> _Work to be completed_
Copy each line below exactly and leave the pictures out.

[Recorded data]
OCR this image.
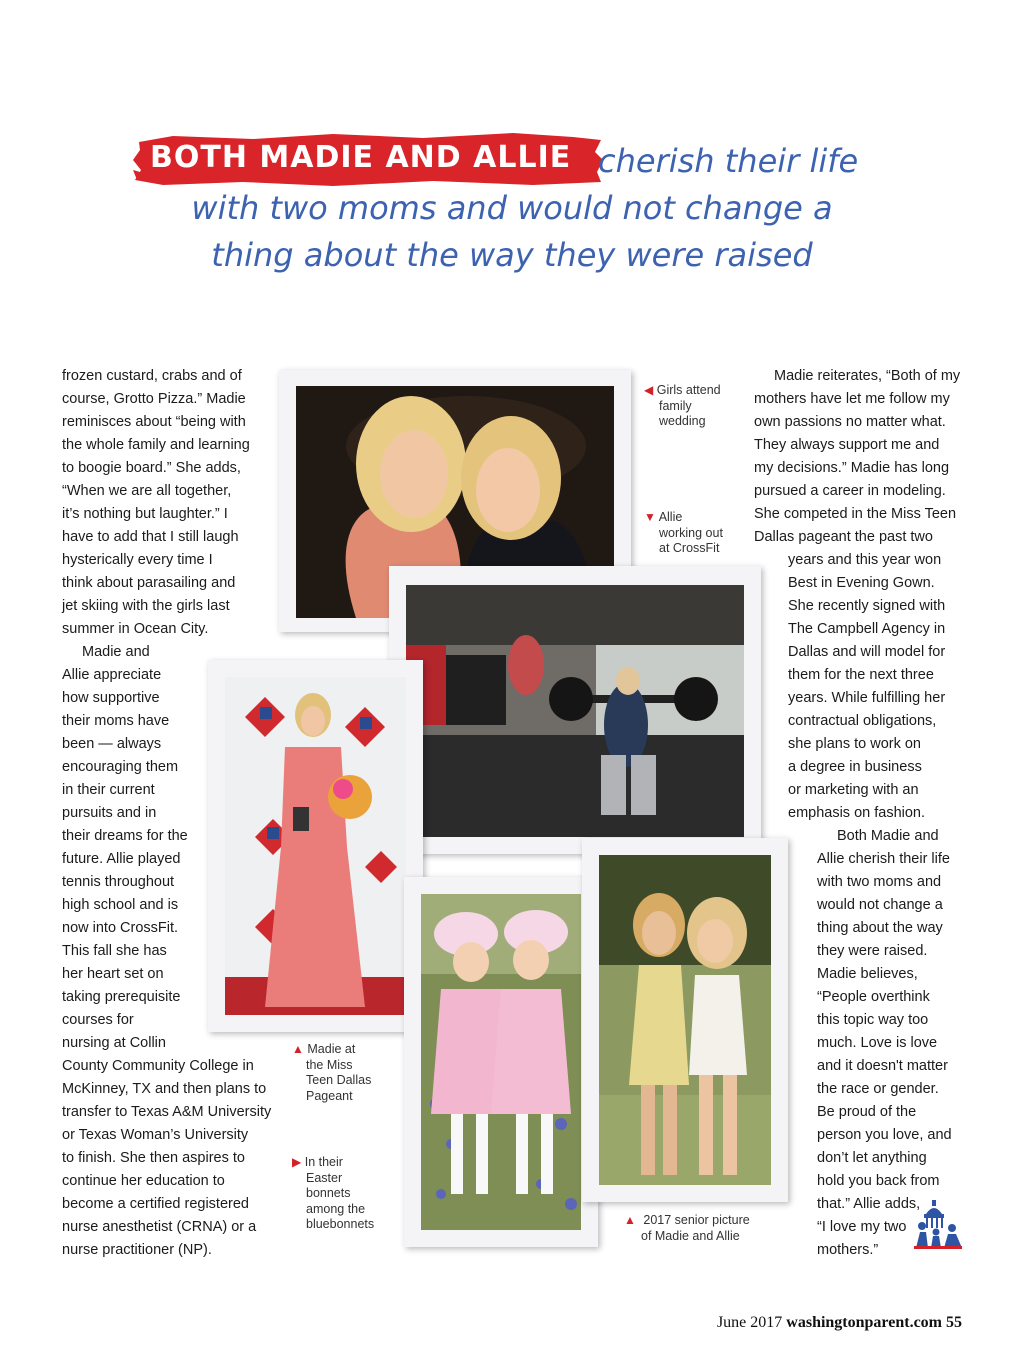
BOTH MADIE AND ALLIE cherish their life
with two moms and would not change a
thing about the way they were raised
frozen custard, crabs and of
course, Grotto Pizza.” Madie
reminisces about “being with
the whole family and learning
to boogie board.” She adds,
“When we are all together,
it’s nothing but laughter.” I
have to add that I still laugh
hysterically every time I
think about parasailing and
jet skiing with the girls last
summer in Ocean City.
Madie and
Allie appreciate
how supportive
their moms have
been — always
encouraging them
in their current
pursuits and in
their dreams for the
future. Allie played
tennis throughout
high school and is
now into CrossFit.
This fall she has
her heart set on
taking prerequisite
courses for
nursing at Collin
County Community College in
McKinney, TX and then plans to
transfer to Texas A&M University
or Texas Woman’s University
to finish. She then aspires to
continue her education to
become a certified registered
nurse anesthetist (CRNA) or a
nurse practitioner (NP).
Madie reiterates, “Both of my
mothers have let me follow my
own passions no matter what.
They always support me and
my decisions.” Madie has long
pursued a career in modeling.
She competed in the Miss Teen
Dallas pageant the past two
years and this year won
Best in Evening Gown.
She recently signed with
The Campbell Agency in
Dallas and will model for
them for the next three
years. While fulfilling her
contractual obligations,
she plans to work on
a degree in business
or marketing with an
emphasis on fashion.
Both Madie and
Allie cherish their life
with two moms and
would not change a
thing about the way
they were raised.
Madie believes,
“People overthink
this topic way too
much. Love is love
and it doesn't matter
the race or gender.
Be proud of the
person you love, and
don’t let anything
hold you back from
that.” Allie adds,
“I love my two
mothers.”
◀ Girls attend
family
wedding
▼ Allie
working out
at CrossFit
▲ Madie at
the Miss
Teen Dallas
Pageant
▶ In their
Easter
bonnets
among the
bluebonnets	▲ 2017 senior picture
of Madie and Allie
June 2017 washingtonparent.com 55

> _Written solution_
OCR this image.
BOTH MADIE AND ALLIE cherish their life
with two moms and would not change a
thing about the way they were raised
frozen custard, crabs and of
course, Grotto Pizza.” Madie
reminisces about “being with
the whole family and learning
to boogie board.” She adds,
“When we are all together,
it’s nothing but laughter.” I
have to add that I still laugh
hysterically every time I
think about parasailing and
jet skiing with the girls last
summer in Ocean City.
Madie and
Allie appreciate
how supportive
their moms have
been — always
encouraging them
in their current
pursuits and in
their dreams for the
future. Allie played
tennis throughout
high school and is
now into CrossFit.
This fall she has
her heart set on
taking prerequisite
courses for
nursing at Collin
County Community College in
McKinney, TX and then plans to
transfer to Texas A&M University
or Texas Woman’s University
to finish. She then aspires to
continue her education to
become a certified registered
nurse anesthetist (CRNA) or a
nurse practitioner (NP).
Madie reiterates, “Both of my
mothers have let me follow my
own passions no matter what.
They always support me and
my decisions.” Madie has long
pursued a career in modeling.
She competed in the Miss Teen
Dallas pageant the past two
years and this year won
Best in Evening Gown.
She recently signed with
The Campbell Agency in
Dallas and will model for
them for the next three
years. While fulfilling her
contractual obligations,
she plans to work on
a degree in business
or marketing with an
emphasis on fashion.
Both Madie and
Allie cherish their life
with two moms and
would not change a
thing about the way
they were raised.
Madie believes,
“People overthink
this topic way too
much. Love is love
and it doesn't matter
the race or gender.
Be proud of the
person you love, and
don’t let anything
hold you back from
that.” Allie adds,
“I love my two
mothers.”
◀ Girls attend
family
wedding
▼ Allie
working out
at CrossFit
▲ Madie at
the Miss
Teen Dallas
Pageant
▶ In their
Easter
bonnets
among the
bluebonnets	▲ 2017 senior picture
of Madie and Allie
June 2017 washingtonparent.com 55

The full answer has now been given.